>> Start

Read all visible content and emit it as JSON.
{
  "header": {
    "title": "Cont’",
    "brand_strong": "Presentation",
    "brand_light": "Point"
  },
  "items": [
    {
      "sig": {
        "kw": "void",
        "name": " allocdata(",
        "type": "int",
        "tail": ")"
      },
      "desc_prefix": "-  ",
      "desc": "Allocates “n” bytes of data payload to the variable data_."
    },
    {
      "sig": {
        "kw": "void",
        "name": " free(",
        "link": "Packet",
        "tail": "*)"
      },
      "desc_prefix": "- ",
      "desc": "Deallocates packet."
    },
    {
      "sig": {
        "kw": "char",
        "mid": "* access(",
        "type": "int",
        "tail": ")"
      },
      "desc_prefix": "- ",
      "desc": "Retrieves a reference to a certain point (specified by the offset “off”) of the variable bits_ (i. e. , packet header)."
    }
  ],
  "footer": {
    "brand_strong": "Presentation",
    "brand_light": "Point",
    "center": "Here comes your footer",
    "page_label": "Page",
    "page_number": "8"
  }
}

>> End

**WHAT TO WORK ON:**
Pull out every line holding "footer" from the records above, and copy it.

**ANSWER TO THE PROBLEM:**
  "footer": {
    "center": "Here comes your footer",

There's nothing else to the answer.